■ **Figure record listings**
□ □ □ □ □ □ □

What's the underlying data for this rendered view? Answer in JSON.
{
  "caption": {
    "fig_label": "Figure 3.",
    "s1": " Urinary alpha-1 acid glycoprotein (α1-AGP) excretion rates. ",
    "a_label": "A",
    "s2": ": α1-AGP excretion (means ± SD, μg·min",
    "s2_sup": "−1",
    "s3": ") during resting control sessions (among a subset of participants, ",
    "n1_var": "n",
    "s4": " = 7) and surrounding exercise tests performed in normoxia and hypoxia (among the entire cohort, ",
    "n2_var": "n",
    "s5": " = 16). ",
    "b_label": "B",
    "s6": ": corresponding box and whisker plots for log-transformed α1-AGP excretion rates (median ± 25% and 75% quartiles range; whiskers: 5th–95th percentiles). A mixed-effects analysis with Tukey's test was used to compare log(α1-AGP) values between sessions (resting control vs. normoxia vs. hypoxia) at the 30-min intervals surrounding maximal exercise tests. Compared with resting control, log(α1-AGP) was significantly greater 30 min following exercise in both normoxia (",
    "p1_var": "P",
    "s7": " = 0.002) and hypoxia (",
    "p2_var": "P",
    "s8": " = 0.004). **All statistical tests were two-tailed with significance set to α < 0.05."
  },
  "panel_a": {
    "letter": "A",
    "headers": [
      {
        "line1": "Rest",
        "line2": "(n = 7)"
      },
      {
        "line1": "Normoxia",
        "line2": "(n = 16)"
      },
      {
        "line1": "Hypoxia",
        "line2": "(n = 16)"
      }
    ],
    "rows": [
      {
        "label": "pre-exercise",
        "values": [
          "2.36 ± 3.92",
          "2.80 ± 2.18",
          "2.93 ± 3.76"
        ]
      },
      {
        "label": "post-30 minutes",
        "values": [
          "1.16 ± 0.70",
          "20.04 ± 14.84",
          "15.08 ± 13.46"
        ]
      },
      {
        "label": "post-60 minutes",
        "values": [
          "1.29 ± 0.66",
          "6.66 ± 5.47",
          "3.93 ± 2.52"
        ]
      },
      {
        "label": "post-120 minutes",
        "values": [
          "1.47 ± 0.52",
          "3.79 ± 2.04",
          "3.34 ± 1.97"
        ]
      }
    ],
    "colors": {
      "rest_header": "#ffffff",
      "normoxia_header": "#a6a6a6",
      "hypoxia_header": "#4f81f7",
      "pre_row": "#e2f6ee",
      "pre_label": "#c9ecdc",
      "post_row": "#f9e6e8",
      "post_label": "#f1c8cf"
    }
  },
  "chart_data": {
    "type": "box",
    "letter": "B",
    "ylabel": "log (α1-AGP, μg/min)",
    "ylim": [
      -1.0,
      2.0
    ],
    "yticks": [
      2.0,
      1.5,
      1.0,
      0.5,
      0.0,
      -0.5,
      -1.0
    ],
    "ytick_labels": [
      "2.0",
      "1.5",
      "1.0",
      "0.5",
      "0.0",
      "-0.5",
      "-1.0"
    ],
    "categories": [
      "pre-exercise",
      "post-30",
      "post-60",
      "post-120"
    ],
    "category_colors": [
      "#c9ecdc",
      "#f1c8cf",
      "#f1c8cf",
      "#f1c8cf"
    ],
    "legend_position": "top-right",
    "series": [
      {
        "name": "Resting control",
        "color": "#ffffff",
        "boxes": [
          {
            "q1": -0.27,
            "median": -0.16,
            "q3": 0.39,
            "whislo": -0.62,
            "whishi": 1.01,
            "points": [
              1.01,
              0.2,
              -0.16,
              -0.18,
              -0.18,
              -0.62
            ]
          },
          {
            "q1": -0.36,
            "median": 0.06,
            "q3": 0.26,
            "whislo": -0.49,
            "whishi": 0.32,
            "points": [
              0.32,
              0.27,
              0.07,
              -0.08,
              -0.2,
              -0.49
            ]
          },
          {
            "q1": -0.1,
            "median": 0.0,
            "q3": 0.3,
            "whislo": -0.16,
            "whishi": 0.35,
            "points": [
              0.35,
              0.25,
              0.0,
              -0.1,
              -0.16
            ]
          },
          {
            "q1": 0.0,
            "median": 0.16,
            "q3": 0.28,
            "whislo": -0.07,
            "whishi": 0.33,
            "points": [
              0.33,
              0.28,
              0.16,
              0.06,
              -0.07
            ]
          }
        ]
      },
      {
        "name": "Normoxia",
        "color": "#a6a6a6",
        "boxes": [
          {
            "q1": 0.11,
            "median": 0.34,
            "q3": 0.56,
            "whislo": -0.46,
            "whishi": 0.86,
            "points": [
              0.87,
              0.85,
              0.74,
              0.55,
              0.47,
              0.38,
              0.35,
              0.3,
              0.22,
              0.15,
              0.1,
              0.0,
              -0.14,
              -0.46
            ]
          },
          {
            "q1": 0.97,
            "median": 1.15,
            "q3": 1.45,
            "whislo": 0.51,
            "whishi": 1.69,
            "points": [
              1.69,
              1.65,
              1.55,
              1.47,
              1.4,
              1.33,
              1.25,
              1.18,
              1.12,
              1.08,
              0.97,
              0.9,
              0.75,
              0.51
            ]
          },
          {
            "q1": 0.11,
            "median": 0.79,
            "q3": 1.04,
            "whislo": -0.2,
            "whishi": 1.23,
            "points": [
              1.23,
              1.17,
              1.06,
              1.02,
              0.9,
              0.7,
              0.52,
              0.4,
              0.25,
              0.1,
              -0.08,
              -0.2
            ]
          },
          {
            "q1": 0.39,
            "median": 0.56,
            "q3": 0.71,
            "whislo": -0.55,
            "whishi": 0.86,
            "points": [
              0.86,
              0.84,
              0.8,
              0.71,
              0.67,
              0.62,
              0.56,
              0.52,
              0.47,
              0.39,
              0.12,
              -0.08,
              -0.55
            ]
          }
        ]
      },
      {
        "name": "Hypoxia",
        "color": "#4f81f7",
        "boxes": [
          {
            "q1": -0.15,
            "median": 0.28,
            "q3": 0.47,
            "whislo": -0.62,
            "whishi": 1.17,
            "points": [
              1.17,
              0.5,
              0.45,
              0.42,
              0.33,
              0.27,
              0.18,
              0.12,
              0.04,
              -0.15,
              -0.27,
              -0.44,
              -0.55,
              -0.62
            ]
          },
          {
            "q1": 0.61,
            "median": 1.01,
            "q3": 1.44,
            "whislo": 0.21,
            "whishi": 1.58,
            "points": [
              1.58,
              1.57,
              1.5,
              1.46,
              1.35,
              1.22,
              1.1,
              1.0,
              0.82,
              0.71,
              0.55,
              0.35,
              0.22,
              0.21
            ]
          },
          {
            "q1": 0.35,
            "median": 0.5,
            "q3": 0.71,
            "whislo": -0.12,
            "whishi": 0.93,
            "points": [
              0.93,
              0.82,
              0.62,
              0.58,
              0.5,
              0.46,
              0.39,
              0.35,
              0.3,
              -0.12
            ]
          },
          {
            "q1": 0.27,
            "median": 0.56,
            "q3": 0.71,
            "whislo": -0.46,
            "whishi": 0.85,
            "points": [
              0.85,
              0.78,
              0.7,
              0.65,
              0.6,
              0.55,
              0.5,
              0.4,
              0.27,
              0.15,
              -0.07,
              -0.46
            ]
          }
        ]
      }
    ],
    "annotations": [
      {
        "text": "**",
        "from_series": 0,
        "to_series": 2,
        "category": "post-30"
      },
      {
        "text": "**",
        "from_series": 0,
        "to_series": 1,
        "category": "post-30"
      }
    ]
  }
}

□ □ □ □ □ □ □

Output the data once more, exactly as it appears above.

■ **Result below**
What's the underlying data for this rendered view? Answer in JSON.
{
  "caption": {
    "fig_label": "Figure 3.",
    "s1": " Urinary alpha-1 acid glycoprotein (α1-AGP) excretion rates. ",
    "a_label": "A",
    "s2": ": α1-AGP excretion (means ± SD, μg·min",
    "s2_sup": "−1",
    "s3": ") during resting control sessions (among a subset of participants, ",
    "n1_var": "n",
    "s4": " = 7) and surrounding exercise tests performed in normoxia and hypoxia (among the entire cohort, ",
    "n2_var": "n",
    "s5": " = 16). ",
    "b_label": "B",
    "s6": ": corresponding box and whisker plots for log-transformed α1-AGP excretion rates (median ± 25% and 75% quartiles range; whiskers: 5th–95th percentiles). A mixed-effects analysis with Tukey's test was used to compare log(α1-AGP) values between sessions (resting control vs. normoxia vs. hypoxia) at the 30-min intervals surrounding maximal exercise tests. Compared with resting control, log(α1-AGP) was significantly greater 30 min following exercise in both normoxia (",
    "p1_var": "P",
    "s7": " = 0.002) and hypoxia (",
    "p2_var": "P",
    "s8": " = 0.004). **All statistical tests were two-tailed with significance set to α < 0.05."
  },
  "panel_a": {
    "letter": "A",
    "headers": [
      {
        "line1": "Rest",
        "line2": "(n = 7)"
      },
      {
        "line1": "Normoxia",
        "line2": "(n = 16)"
      },
      {
        "line1": "Hypoxia",
        "line2": "(n = 16)"
      }
    ],
    "rows": [
      {
        "label": "pre-exercise",
        "values": [
          "2.36 ± 3.92",
          "2.80 ± 2.18",
          "2.93 ± 3.76"
        ]
      },
      {
        "label": "post-30 minutes",
        "values": [
          "1.16 ± 0.70",
          "20.04 ± 14.84",
          "15.08 ± 13.46"
        ]
      },
      {
        "label": "post-60 minutes",
        "values": [
          "1.29 ± 0.66",
          "6.66 ± 5.47",
          "3.93 ± 2.52"
        ]
      },
      {
        "label": "post-120 minutes",
        "values": [
          "1.47 ± 0.52",
          "3.79 ± 2.04",
          "3.34 ± 1.97"
        ]
      }
    ],
    "colors": {
      "rest_header": "#ffffff",
      "normoxia_header": "#a6a6a6",
      "hypoxia_header": "#4f81f7",
      "pre_row": "#e2f6ee",
      "pre_label": "#c9ecdc",
      "post_row": "#f9e6e8",
      "post_label": "#f1c8cf"
    }
  },
  "chart_data": {
    "type": "box",
    "letter": "B",
    "ylabel": "log (α1-AGP, μg/min)",
    "ylim": [
      -1.0,
      2.0
    ],
    "yticks": [
      2.0,
      1.5,
      1.0,
      0.5,
      0.0,
      -0.5,
      -1.0
    ],
    "ytick_labels": [
      "2.0",
      "1.5",
      "1.0",
      "0.5",
      "0.0",
      "-0.5",
      "-1.0"
    ],
    "categories": [
      "pre-exercise",
      "post-30",
      "post-60",
      "post-120"
    ],
    "category_colors": [
      "#c9ecdc",
      "#f1c8cf",
      "#f1c8cf",
      "#f1c8cf"
    ],
    "legend_position": "top-right",
    "series": [
      {
        "name": "Resting control",
        "color": "#ffffff",
        "boxes": [
          {
            "q1": -0.27,
            "median": -0.16,
            "q3": 0.39,
            "whislo": -0.62,
            "whishi": 1.01,
            "points": [
              1.01,
              0.2,
              -0.16,
              -0.18,
              -0.18,
              -0.62
            ]
          },
          {
            "q1": -0.36,
            "median": 0.06,
            "q3": 0.26,
            "whislo": -0.49,
            "whishi": 0.32,
            "points": [
              0.32,
              0.27,
              0.07,
              -0.08,
              -0.2,
              -0.49
            ]
          },
          {
            "q1": -0.1,
            "median": 0.0,
            "q3": 0.3,
            "whislo": -0.16,
            "whishi": 0.35,
            "points": [
              0.35,
              0.25,
              0.0,
              -0.1,
              -0.16
            ]
          },
          {
            "q1": 0.0,
            "median": 0.16,
            "q3": 0.28,
            "whislo": -0.07,
            "whishi": 0.33,
            "points": [
              0.33,
              0.28,
              0.16,
              0.06,
              -0.07
            ]
          }
        ]
      },
      {
        "name": "Normoxia",
        "color": "#a6a6a6",
        "boxes": [
          {
            "q1": 0.11,
            "median": 0.34,
            "q3": 0.56,
            "whislo": -0.46,
            "whishi": 0.86,
            "points": [
              0.87,
              0.85,
              0.74,
              0.55,
              0.47,
              0.38,
              0.35,
              0.3,
              0.22,
              0.15,
              0.1,
              0.0,
              -0.14,
              -0.46
            ]
          },
          {
            "q1": 0.97,
            "median": 1.15,
            "q3": 1.45,
            "whislo": 0.51,
            "whishi": 1.69,
            "points": [
              1.69,
              1.65,
              1.55,
              1.47,
              1.4,
              1.33,
              1.25,
              1.18,
              1.12,
              1.08,
              0.97,
              0.9,
              0.75,
              0.51
            ]
          },
          {
            "q1": 0.11,
            "median": 0.79,
            "q3": 1.04,
            "whislo": -0.2,
            "whishi": 1.23,
            "points": [
              1.23,
              1.17,
              1.06,
              1.02,
              0.9,
              0.7,
              0.52,
              0.4,
              0.25,
              0.1,
              -0.08,
              -0.2
            ]
          },
          {
            "q1": 0.39,
            "median": 0.56,
            "q3": 0.71,
            "whislo": -0.55,
            "whishi": 0.86,
            "points": [
              0.86,
              0.84,
              0.8,
              0.71,
              0.67,
              0.62,
              0.56,
              0.52,
              0.47,
              0.39,
              0.12,
              -0.08,
              -0.55
            ]
          }
        ]
      },
      {
        "name": "Hypoxia",
        "color": "#4f81f7",
        "boxes": [
          {
            "q1": -0.15,
            "median": 0.28,
            "q3": 0.47,
            "whislo": -0.62,
            "whishi": 1.17,
            "points": [
              1.17,
              0.5,
              0.45,
              0.42,
              0.33,
              0.27,
              0.18,
              0.12,
              0.04,
              -0.15,
              -0.27,
              -0.44,
              -0.55,
              -0.62
            ]
          },
          {
            "q1": 0.61,
            "median": 1.01,
            "q3": 1.44,
            "whislo": 0.21,
            "whishi": 1.58,
            "points": [
              1.58,
              1.57,
              1.5,
              1.46,
              1.35,
              1.22,
              1.1,
              1.0,
              0.82,
              0.71,
              0.55,
              0.35,
              0.22,
              0.21
            ]
          },
          {
            "q1": 0.35,
            "median": 0.5,
            "q3": 0.71,
            "whislo": -0.12,
            "whishi": 0.93,
            "points": [
              0.93,
              0.82,
              0.62,
              0.58,
              0.5,
              0.46,
              0.39,
              0.35,
              0.3,
              -0.12
            ]
          },
          {
            "q1": 0.27,
            "median": 0.56,
            "q3": 0.71,
            "whislo": -0.46,
            "whishi": 0.85,
            "points": [
              0.85,
              0.78,
              0.7,
              0.65,
              0.6,
              0.55,
              0.5,
              0.4,
              0.27,
              0.15,
              -0.07,
              -0.46
            ]
          }
        ]
      }
    ],
    "annotations": [
      {
        "text": "**",
        "from_series": 0,
        "to_series": 2,
        "category": "post-30"
      },
      {
        "text": "**",
        "from_series": 0,
        "to_series": 1,
        "category": "post-30"
      }
    ]
  }
}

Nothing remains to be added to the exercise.